## GIVEN INSTRUCTION 1:
In the message about Czech literature below, shorten the paragraph that begins "I am teaching an interdisciplinary" into a bulleted list that keeps its main facts.

## TEXT EXTRACT:
On Sat, 24 Aug 2002, curt fredric woolhiser wrote:

> Dear SEELANGers,
>
> I am teaching an interdisciplinary "Introduction to Russian, East
> European and Eurasian Studies" this semester, and have invited one of
> my colleagues (a specialist in Czech literature) to give a guest
> lecture on Czech literature and culture for the unit on East Central
> Europe. For a reading assignment connected with this lecture, I was
> hoping to find a good introductory essay in English on the history of
> Czech literature, preferably no more than 50 pages in length. Thus
> far, however, the only text of this type that my colleague has been
> able to find is a short 1968 article by Rene Wellek, "Czech
> Literature: East or West?" Can anyone out there recommend anything
> else along these lines, preferably something a little more recent?

## GIVEN INSTRUCTION 2:
From the rows below, copy out the lines starting with the line containing "panel-title: Incoming Solar [296,68,390,84]" and going on through the line containing "panel-5: 72 76", with both of those lines included.

## DATASET EXCERPTS:
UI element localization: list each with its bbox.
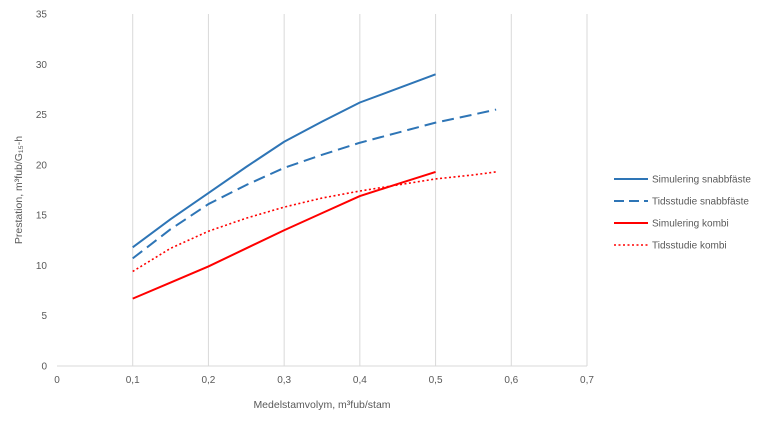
x-tick-label: 0,2 (201, 375, 215, 386)
x-tick-label: 0 (54, 375, 60, 386)
series-line-4 (132, 171, 497, 273)
y-tick-label: 10 (36, 261, 48, 272)
series-lines (132, 73, 497, 300)
legend-label: Tidsstudie kombi (652, 241, 727, 252)
y-tick-label: 35 (36, 10, 48, 21)
series-line-1 (132, 73, 436, 249)
y-tick-labels: 0 5 10 15 20 25 30 35 (36, 10, 48, 373)
x-axis-title: Medelstamvolym, m³fub/stam (253, 399, 390, 411)
y-tick-label: 30 (36, 60, 48, 71)
y-axis-title: Prestation, m³fub/G₁₅-h (13, 136, 25, 244)
y-tick-label: 25 (36, 110, 48, 121)
gridlines (132, 14, 588, 366)
series-line-3 (132, 170, 436, 300)
y-tick-label: 15 (36, 211, 48, 222)
y-tick-label: 5 (41, 311, 47, 322)
y-tick-label: 0 (41, 362, 47, 373)
y-tick-label: 20 (36, 160, 48, 171)
x-tick-label: 0,3 (277, 375, 291, 386)
legend-label: Simulering kombi (652, 219, 729, 230)
x-tick-label: 0,5 (429, 375, 443, 386)
x-tick-labels: 0 0,1 0,2 0,3 0,4 0,5 0,6 0,7 (54, 375, 594, 386)
legend-label: Tidsstudie snabbfäste (652, 197, 749, 208)
series-line-2 (132, 108, 497, 260)
x-tick-label: 0,7 (580, 375, 594, 386)
x-tick-label: 0,6 (504, 375, 518, 386)
x-tick-label: 0,1 (126, 375, 140, 386)
legend-label: Simulering snabbfäste (652, 175, 751, 186)
x-tick-label: 0,4 (353, 375, 367, 386)
legend: Simulering snabbfäste Tidsstudie snabbfäs… (614, 175, 751, 252)
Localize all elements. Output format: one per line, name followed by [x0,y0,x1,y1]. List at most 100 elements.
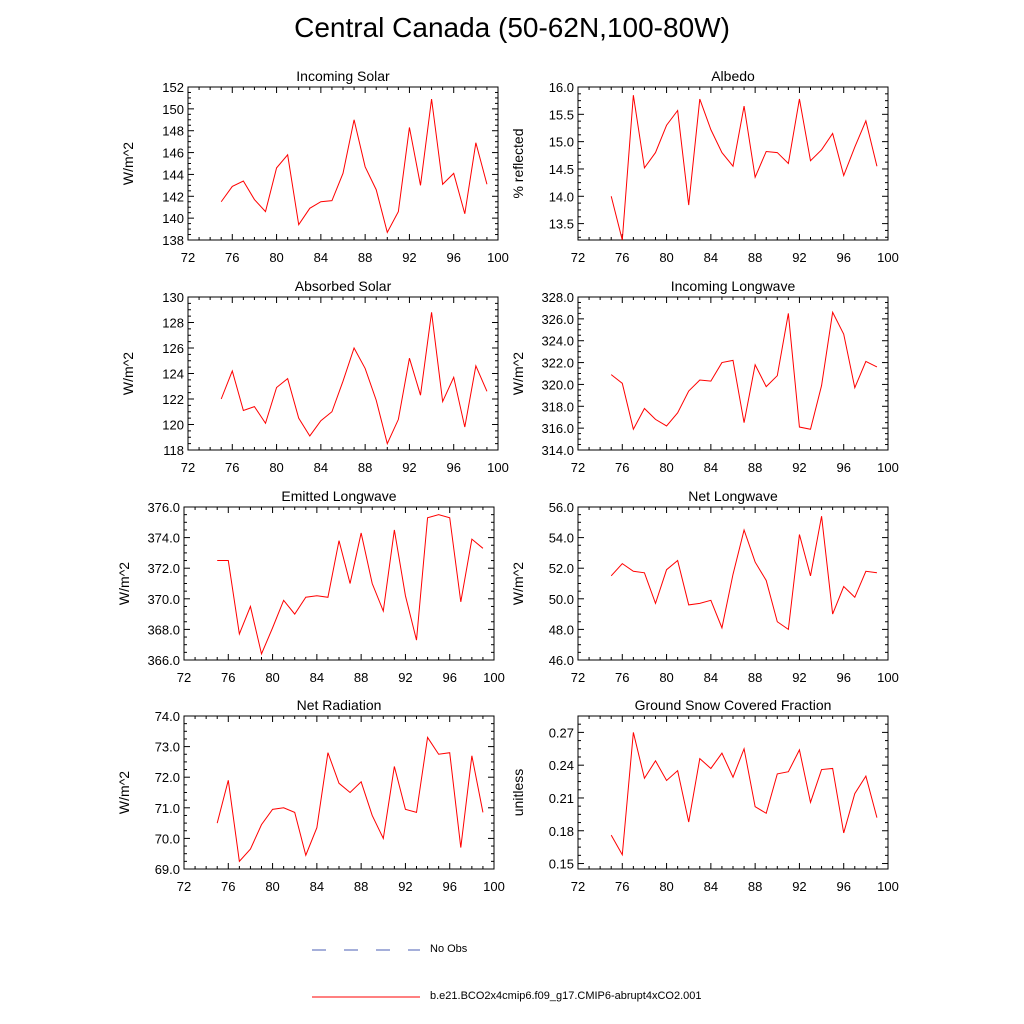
panel-title: Incoming Solar [296,68,390,84]
legend-label-no-obs: No Obs [430,943,468,955]
x-tick-label: 76 [615,460,629,475]
x-tick-label: 92 [792,460,806,475]
y-tick-label: 324.0 [541,334,574,349]
y-tick-label: 120 [162,418,184,433]
x-tick-label: 84 [310,879,324,894]
x-tick-label: 84 [314,250,328,265]
y-tick-label: 322.0 [541,356,574,371]
series-line [217,514,484,656]
x-tick-label: 96 [442,879,456,894]
x-tick-label: 80 [269,460,283,475]
x-tick-label: 88 [354,670,368,685]
x-tick-label: 72 [181,250,195,265]
panel-1: 72 76 80 84 88 92 96 100 138 140 142 144 146 148 150 15… [120,68,509,265]
y-tick-label: 71.0 [155,801,180,816]
series-line [220,98,488,234]
y-tick-label: 118 [163,443,184,458]
plot-frame [577,296,889,451]
series-line [610,95,878,241]
y-tick-label: 16.0 [549,80,574,95]
x-tick-label: 100 [877,670,899,685]
x-tick-label: 72 [571,460,585,475]
x-tick-label: 88 [748,460,762,475]
x-tick-label: 100 [877,250,899,265]
y-axis-label: W/m^2 [120,352,136,395]
y-tick-label: 13.5 [549,217,574,232]
y-tick-label: 56.0 [549,500,574,515]
y-tick-label: 15.0 [549,135,574,150]
y-tick-label: 130 [162,290,184,305]
x-tick-label: 88 [358,460,372,475]
series-line [610,732,878,857]
x-tick-label: 88 [748,670,762,685]
y-tick-label: 148 [162,124,184,139]
x-tick-label: 92 [398,670,412,685]
y-axis-label: W/m^2 [116,562,132,605]
y-tick-label: 46.0 [549,653,574,668]
panel-5: 72 76 80 84 88 92 96 100 366.0 368.0 370.0 372.0 374… [116,488,505,685]
x-tick-label: 84 [704,879,718,894]
y-axis-label: W/m^2 [116,771,132,814]
legend-swatch-dashed [312,949,420,951]
panel-title: Net Radiation [297,697,382,713]
y-axis-label: unitless [510,769,526,816]
y-tick-label: 0.27 [549,725,574,740]
x-tick-label: 76 [221,879,235,894]
x-tick-label: 84 [704,670,718,685]
x-tick-label: 100 [487,460,509,475]
x-tick-label: 92 [402,460,416,475]
x-tick-label: 100 [487,250,509,265]
y-tick-label: 142 [162,189,184,204]
x-tick-label: 96 [446,460,460,475]
x-tick-label: 96 [442,670,456,685]
y-tick-label: 152 [162,80,184,95]
y-tick-label: 326.0 [541,312,574,327]
x-tick-label: 84 [704,250,718,265]
y-tick-label: 150 [162,102,184,117]
panel-3: 72 76 80 84 88 92 96 100 118 120 122 124 126 128 130 Ab… [120,278,509,475]
x-tick-label: 96 [836,250,850,265]
x-tick-label: 92 [792,879,806,894]
y-axis-label: W/m^2 [510,562,526,605]
y-axis-label: % reflected [510,128,526,198]
x-tick-label: 80 [659,670,673,685]
x-tick-label: 84 [704,460,718,475]
x-tick-label: 76 [221,670,235,685]
x-tick-label: 84 [314,460,328,475]
panel-title: Emitted Longwave [281,488,396,504]
y-tick-label: 0.21 [549,791,574,806]
plot-frame [187,296,499,451]
y-tick-label: 318.0 [541,399,574,414]
y-tick-label: 144 [162,167,184,182]
y-tick-label: 14.0 [549,189,574,204]
y-axis-label: W/m^2 [120,142,136,185]
series-line [220,312,488,446]
legend-label-model: b.e21.BCO2x4cmip6.f09_g17.CMIP6-abrupt4x… [430,990,702,1002]
y-tick-label: 14.5 [549,162,574,177]
legend: No Obs b.e21.BCO2x4cmip6.f09_g17.CMIP6-a… [0,930,1024,1020]
x-tick-label: 92 [792,670,806,685]
x-tick-label: 80 [269,250,283,265]
y-tick-label: 328.0 [541,290,574,305]
y-tick-label: 54.0 [549,531,574,546]
x-tick-label: 72 [571,670,585,685]
x-tick-label: 88 [358,250,372,265]
x-tick-label: 96 [836,460,850,475]
x-tick-label: 76 [225,250,239,265]
x-tick-label: 84 [310,670,324,685]
plot-frame [183,506,495,661]
y-tick-label: 69.0 [155,862,180,877]
x-tick-label: 80 [659,460,673,475]
series-line [610,310,878,431]
y-tick-label: 126 [162,341,184,356]
panel-7: 72 76 80 84 88 92 96 100 69.0 70.0 71.0 72.0 73.0 74.… [116,697,505,894]
y-tick-label: 370.0 [147,592,180,607]
x-tick-label: 88 [354,879,368,894]
x-tick-label: 100 [483,670,505,685]
y-tick-label: 138 [162,233,184,248]
x-tick-label: 80 [265,670,279,685]
x-tick-label: 96 [836,879,850,894]
x-tick-label: 92 [398,879,412,894]
figure-title: Central Canada (50-62N,100-80W) [294,12,730,43]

## WORKED ANSWER 1:
- The writer is teaching an interdisciplinary "Introduction to Russian, East European and Eurasian Studies" course this semester.
- A colleague who specializes in Czech literature has been invited to give a guest lecture on Czech literature and culture for the unit on East Central Europe.
- For a related reading assignment, the writer wants a good introductory essay in English on the history of Czech literature, preferably no more than 50 pages long.
- So far the colleague has found only a short 1968 article by Rene Wellek, "Czech Literature: East or West?"
- The writer asks for other recommendations, preferably more recent ones.

## WORKED ANSWER 2:
panel-title: Incoming Solar [296,68,390,84]
legend-label-no-obs: No Obs [430,943,468,955]
x-tick-label: 76 [615,460,629,475]
x-tick-label: 92 [792,460,806,475]
y-tick-label: 324.0 [541,334,574,349]
y-tick-label: 120 [162,418,184,433]
x-tick-label: 84 [310,879,324,894]
x-tick-label: 84 [314,250,328,265]
y-tick-label: 322.0 [541,356,574,371]
series-line [217,514,484,656]
x-tick-label: 96 [442,879,456,894]
x-tick-label: 80 [269,460,283,475]
x-tick-label: 88 [354,670,368,685]
x-tick-label: 72 [181,250,195,265]
panel-1: 72 76 80 84 88 92 96 100 138 140 142 144 146 148 150 15… [120,68,509,265]
y-tick-label: 71.0 [155,801,180,816]
series-line [220,98,488,234]
y-tick-label: 118 [163,443,184,458]
plot-frame [577,296,889,451]
series-line [610,95,878,241]
y-tick-label: 16.0 [549,80,574,95]
x-tick-label: 100 [877,670,899,685]
x-tick-label: 72 [571,460,585,475]
x-tick-label: 88 [748,460,762,475]
x-tick-label: 100 [877,250,899,265]
y-axis-label: W/m^2 [120,352,136,395]
y-tick-label: 13.5 [549,217,574,232]
y-tick-label: 56.0 [549,500,574,515]
y-tick-label: 15.0 [549,135,574,150]
y-tick-label: 130 [162,290,184,305]
x-tick-label: 88 [358,460,372,475]
series-line [610,732,878,857]
x-tick-label: 88 [748,670,762,685]
y-tick-label: 148 [162,124,184,139]
x-tick-label: 92 [398,670,412,685]
y-axis-label: W/m^2 [116,562,132,605]
y-tick-label: 46.0 [549,653,574,668]
panel-5: 72 76 80 84 88 92 96 100 366.0 368.0 370.0 372.0 374… [116,488,505,685]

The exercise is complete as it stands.